__WHAT THE TASK ASKS__: Locate each line containing the string "name" and copy it out.

__SUPPLIED RECORDS__:

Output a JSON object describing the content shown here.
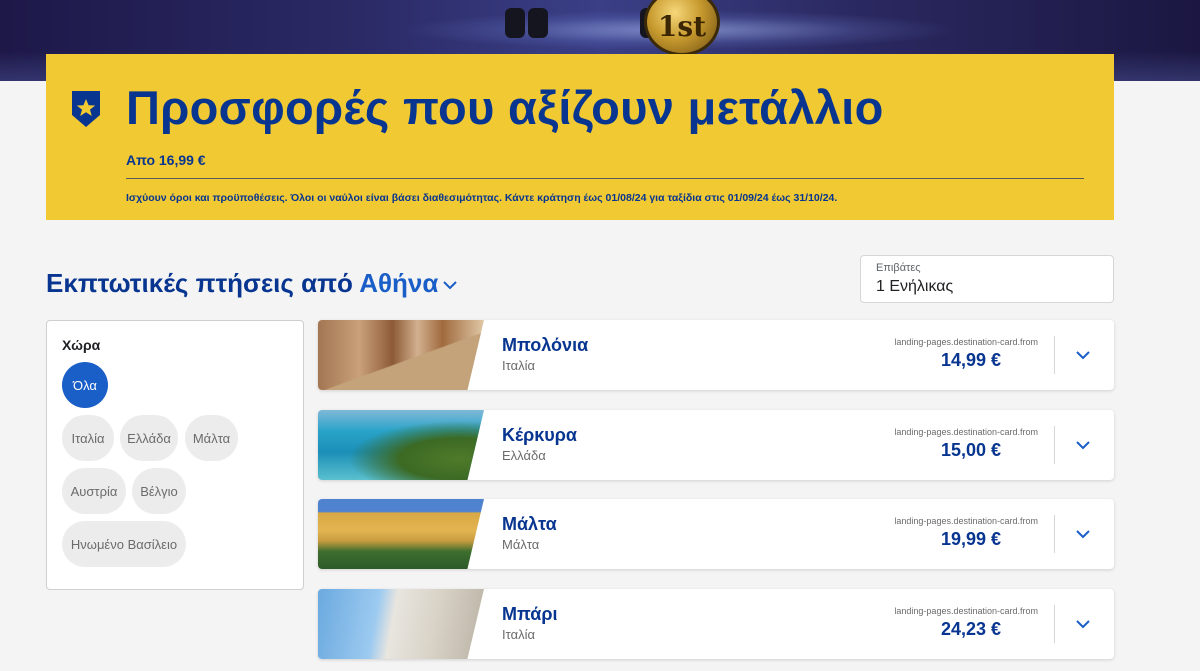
{
  "hero": {
    "medal_text": "1st"
  },
  "banner": {
    "title": "Προσφορές που αξίζουν μετάλλιο",
    "price_line": "Απο 16,99 €",
    "terms": "Ισχύουν όροι και προϋποθέσεις. Όλοι οι ναύλοι είναι βάσει διαθεσιμότητας. Κάντε κράτηση έως 01/08/24 για ταξίδια στις 01/09/24 έως 31/10/24."
  },
  "section": {
    "heading_prefix": "Εκπτωτικές πτήσεις από",
    "origin_city": "Αθήνα"
  },
  "passengers": {
    "label": "Επιβάτες",
    "value": "1 Ενήλικας"
  },
  "filter": {
    "title": "Χώρα",
    "chips": [
      {
        "label": "Όλα",
        "active": true
      },
      {
        "label": "Ιταλία",
        "active": false
      },
      {
        "label": "Ελλάδα",
        "active": false
      },
      {
        "label": "Μάλτα",
        "active": false
      },
      {
        "label": "Αυστρία",
        "active": false
      },
      {
        "label": "Βέλγιο",
        "active": false
      },
      {
        "label": "Ηνωμένο Βασίλειο",
        "active": false
      }
    ]
  },
  "destinations": [
    {
      "name": "Μπολόνια",
      "country": "Ιταλία",
      "from_label": "landing-pages.destination-card.from",
      "price": "14,99 €"
    },
    {
      "name": "Κέρκυρα",
      "country": "Ελλάδα",
      "from_label": "landing-pages.destination-card.from",
      "price": "15,00 €"
    },
    {
      "name": "Μάλτα",
      "country": "Μάλτα",
      "from_label": "landing-pages.destination-card.from",
      "price": "19,99 €"
    },
    {
      "name": "Μπάρι",
      "country": "Ιταλία",
      "from_label": "landing-pages.destination-card.from",
      "price": "24,23 €"
    }
  ],
  "colors": {
    "brand_blue": "#073590",
    "accent_blue": "#1a5ec7",
    "banner_yellow": "#f1c933",
    "page_bg": "#f4f4f4"
  },
  "icons": {
    "banner_badge": "star-shield-icon",
    "city_dropdown": "chevron-down-icon",
    "card_toggle": "chevron-down-icon"
  }
}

__TASK ANSWER__:
      "name": "Μπολόνια",
      "name": "Κέρκυρα",
      "name": "Μάλτα",
      "name": "Μπάρι",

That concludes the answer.